> [WHAT THE EXERCISE ASKS]: Collect every line of the records below that contains the word "DISTRIBUTION".
─── INFORMATION GIVEN
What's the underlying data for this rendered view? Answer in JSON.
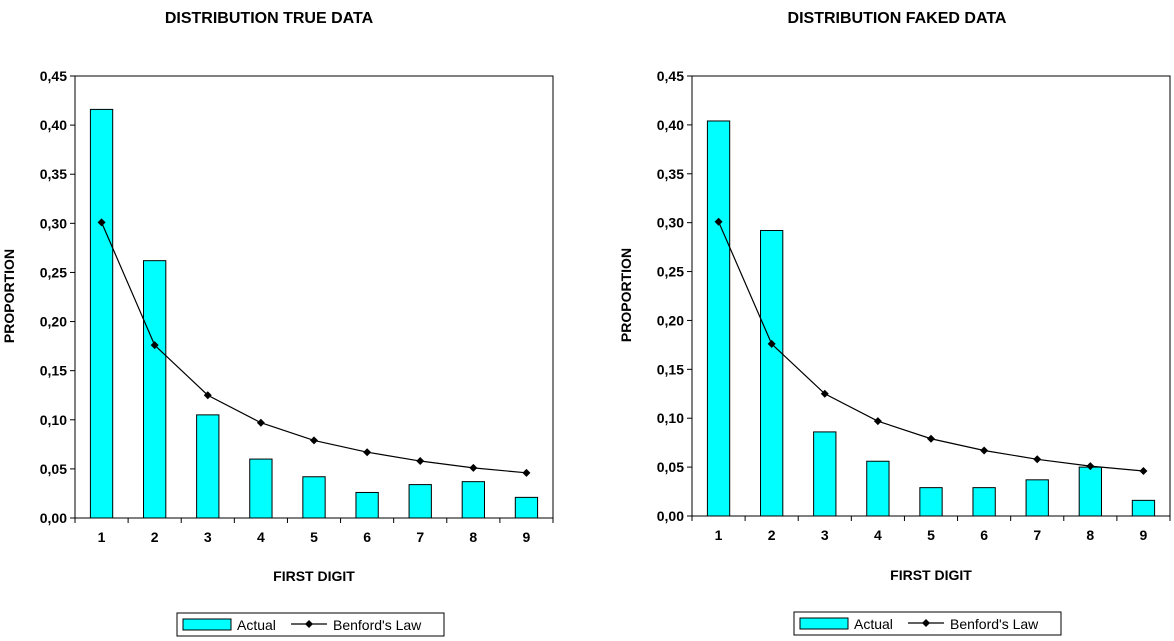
{
  "chart_data": [
    {
      "type": "bar",
      "title": "DISTRIBUTION TRUE DATA",
      "xlabel": "FIRST DIGIT",
      "ylabel": "PROPORTION",
      "categories": [
        "1",
        "2",
        "3",
        "4",
        "5",
        "6",
        "7",
        "8",
        "9"
      ],
      "ylim": [
        0,
        0.45
      ],
      "yticks": [
        "0,00",
        "0,05",
        "0,10",
        "0,15",
        "0,20",
        "0,25",
        "0,30",
        "0,35",
        "0,40",
        "0,45"
      ],
      "ytick_values": [
        0,
        0.05,
        0.1,
        0.15,
        0.2,
        0.25,
        0.3,
        0.35,
        0.4,
        0.45
      ],
      "grid": false,
      "legend_position": "bottom",
      "series": [
        {
          "name": "Actual",
          "kind": "bar",
          "color": "#00FFFF",
          "values": [
            0.416,
            0.262,
            0.105,
            0.06,
            0.042,
            0.026,
            0.034,
            0.037,
            0.021
          ]
        },
        {
          "name": "Benford's Law",
          "kind": "line",
          "color": "#000000",
          "values": [
            0.301,
            0.176,
            0.125,
            0.097,
            0.079,
            0.067,
            0.058,
            0.051,
            0.046
          ]
        }
      ]
    },
    {
      "type": "bar",
      "title": "DISTRIBUTION FAKED DATA",
      "xlabel": "FIRST DIGIT",
      "ylabel": "PROPORTION",
      "categories": [
        "1",
        "2",
        "3",
        "4",
        "5",
        "6",
        "7",
        "8",
        "9"
      ],
      "ylim": [
        0,
        0.45
      ],
      "yticks": [
        "0,00",
        "0,05",
        "0,10",
        "0,15",
        "0,20",
        "0,25",
        "0,30",
        "0,35",
        "0,40",
        "0,45"
      ],
      "ytick_values": [
        0,
        0.05,
        0.1,
        0.15,
        0.2,
        0.25,
        0.3,
        0.35,
        0.4,
        0.45
      ],
      "grid": false,
      "legend_position": "bottom",
      "series": [
        {
          "name": "Actual",
          "kind": "bar",
          "color": "#00FFFF",
          "values": [
            0.404,
            0.292,
            0.086,
            0.056,
            0.029,
            0.029,
            0.037,
            0.05,
            0.016
          ]
        },
        {
          "name": "Benford's Law",
          "kind": "line",
          "color": "#000000",
          "values": [
            0.301,
            0.176,
            0.125,
            0.097,
            0.079,
            0.067,
            0.058,
            0.051,
            0.046
          ]
        }
      ]
    }
  ]
}
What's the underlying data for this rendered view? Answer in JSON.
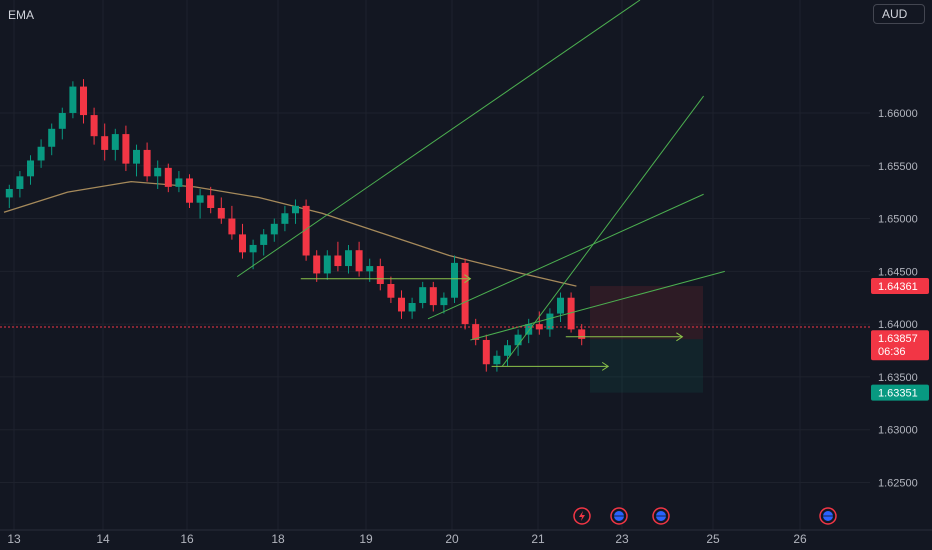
{
  "indicator_label": "EMA",
  "currency": "AUD",
  "price_axis": {
    "ticks": [
      "1.66000",
      "1.65500",
      "1.65000",
      "1.64500",
      "1.64000",
      "1.63500",
      "1.63000",
      "1.62500"
    ],
    "tick_values": [
      1.66,
      1.655,
      1.65,
      1.645,
      1.64,
      1.635,
      1.63,
      1.625
    ],
    "badges": [
      {
        "label": "1.64361",
        "value": 1.64361,
        "color": "#f23645"
      },
      {
        "label": "1.63857",
        "value": 1.63857,
        "sub": "06:36",
        "color": "#f23645"
      },
      {
        "label": "1.63351",
        "value": 1.63351,
        "color": "#089981"
      }
    ]
  },
  "time_axis": {
    "labels": [
      "13",
      "14",
      "16",
      "18",
      "19",
      "20",
      "21",
      "23",
      "25",
      "26"
    ],
    "label_positions": [
      0,
      1,
      2,
      3,
      4,
      5,
      6,
      7,
      8,
      9
    ]
  },
  "event_icons": [
    "flash-icon",
    "globe-icon",
    "globe-icon",
    "globe-icon"
  ],
  "colors": {
    "up": "#089981",
    "down": "#f23645",
    "ema": "#a68a5b",
    "trendline": "#4caf50",
    "background": "#131722",
    "grid": "#1e222d"
  },
  "chart_data": {
    "type": "candlestick",
    "ylim": [
      1.6205,
      1.6707
    ],
    "x_labels": [
      "13",
      "14",
      "16",
      "18",
      "19",
      "20",
      "21",
      "23",
      "25",
      "26"
    ],
    "candles_ohlc": [
      [
        1.652,
        1.6532,
        1.651,
        1.6528
      ],
      [
        1.6528,
        1.6545,
        1.652,
        1.654
      ],
      [
        1.654,
        1.656,
        1.6532,
        1.6555
      ],
      [
        1.6555,
        1.6575,
        1.6548,
        1.6568
      ],
      [
        1.6568,
        1.659,
        1.656,
        1.6585
      ],
      [
        1.6585,
        1.6605,
        1.6575,
        1.66
      ],
      [
        1.66,
        1.663,
        1.6595,
        1.6625
      ],
      [
        1.6625,
        1.6632,
        1.659,
        1.6598
      ],
      [
        1.6598,
        1.6605,
        1.657,
        1.6578
      ],
      [
        1.6578,
        1.659,
        1.6555,
        1.6565
      ],
      [
        1.6565,
        1.6585,
        1.6555,
        1.658
      ],
      [
        1.658,
        1.6588,
        1.6545,
        1.6552
      ],
      [
        1.6552,
        1.657,
        1.654,
        1.6565
      ],
      [
        1.6565,
        1.6572,
        1.6535,
        1.654
      ],
      [
        1.654,
        1.6555,
        1.6528,
        1.6548
      ],
      [
        1.6548,
        1.6552,
        1.6525,
        1.653
      ],
      [
        1.653,
        1.6545,
        1.6525,
        1.6538
      ],
      [
        1.6538,
        1.6542,
        1.651,
        1.6515
      ],
      [
        1.6515,
        1.6528,
        1.65,
        1.6522
      ],
      [
        1.6522,
        1.653,
        1.6505,
        1.651
      ],
      [
        1.651,
        1.652,
        1.6495,
        1.65
      ],
      [
        1.65,
        1.6512,
        1.648,
        1.6485
      ],
      [
        1.6485,
        1.6495,
        1.6462,
        1.6468
      ],
      [
        1.6468,
        1.648,
        1.6452,
        1.6475
      ],
      [
        1.6475,
        1.649,
        1.6465,
        1.6485
      ],
      [
        1.6485,
        1.65,
        1.6478,
        1.6495
      ],
      [
        1.6495,
        1.6512,
        1.6488,
        1.6505
      ],
      [
        1.6505,
        1.6518,
        1.6495,
        1.6512
      ],
      [
        1.6512,
        1.6518,
        1.646,
        1.6465
      ],
      [
        1.6465,
        1.647,
        1.644,
        1.6448
      ],
      [
        1.6448,
        1.647,
        1.6442,
        1.6465
      ],
      [
        1.6465,
        1.6478,
        1.645,
        1.6455
      ],
      [
        1.6455,
        1.6475,
        1.6448,
        1.647
      ],
      [
        1.647,
        1.6478,
        1.6445,
        1.645
      ],
      [
        1.645,
        1.6462,
        1.644,
        1.6455
      ],
      [
        1.6455,
        1.6462,
        1.6432,
        1.6438
      ],
      [
        1.6438,
        1.6445,
        1.642,
        1.6425
      ],
      [
        1.6425,
        1.6432,
        1.6405,
        1.6412
      ],
      [
        1.6412,
        1.6425,
        1.6405,
        1.642
      ],
      [
        1.642,
        1.644,
        1.6415,
        1.6435
      ],
      [
        1.6435,
        1.644,
        1.6412,
        1.6418
      ],
      [
        1.6418,
        1.643,
        1.641,
        1.6425
      ],
      [
        1.6425,
        1.6465,
        1.642,
        1.6458
      ],
      [
        1.6458,
        1.6462,
        1.6395,
        1.64
      ],
      [
        1.64,
        1.6405,
        1.638,
        1.6385
      ],
      [
        1.6385,
        1.639,
        1.6355,
        1.6362
      ],
      [
        1.6362,
        1.6375,
        1.6355,
        1.637
      ],
      [
        1.637,
        1.6385,
        1.636,
        1.638
      ],
      [
        1.638,
        1.6395,
        1.637,
        1.639
      ],
      [
        1.639,
        1.6405,
        1.6382,
        1.64
      ],
      [
        1.64,
        1.6412,
        1.639,
        1.6395
      ],
      [
        1.6395,
        1.6415,
        1.6388,
        1.641
      ],
      [
        1.641,
        1.643,
        1.6402,
        1.6425
      ],
      [
        1.6425,
        1.643,
        1.6392,
        1.6395
      ],
      [
        1.6395,
        1.64,
        1.638,
        1.6386
      ]
    ],
    "ema": [
      [
        0,
        1.6506
      ],
      [
        6,
        1.6525
      ],
      [
        12,
        1.6535
      ],
      [
        18,
        1.653
      ],
      [
        24,
        1.652
      ],
      [
        30,
        1.6505
      ],
      [
        36,
        1.6485
      ],
      [
        42,
        1.6465
      ],
      [
        48,
        1.645
      ],
      [
        54,
        1.6436
      ]
    ],
    "position_box": {
      "entry": 1.63857,
      "stop": 1.64361,
      "target": 1.63351
    },
    "trendlines": [
      {
        "from": [
          22,
          1.6445
        ],
        "to": [
          60,
          1.6707
        ]
      },
      {
        "from": [
          47,
          1.636
        ],
        "to": [
          66,
          1.6616
        ]
      },
      {
        "from": [
          40,
          1.6405
        ],
        "to": [
          66,
          1.6523
        ]
      },
      {
        "from": [
          44,
          1.6385
        ],
        "to": [
          68,
          1.645
        ]
      }
    ],
    "horizontal_levels": [
      {
        "value": 1.6443,
        "from": 28,
        "to": 44
      },
      {
        "value": 1.636,
        "from": 46,
        "to": 57
      },
      {
        "value": 1.6388,
        "from": 53,
        "to": 64
      }
    ]
  }
}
──────
> [WORKED SOLUTION]:
      "title": "DISTRIBUTION TRUE DATA",
      "title": "DISTRIBUTION FAKED DATA",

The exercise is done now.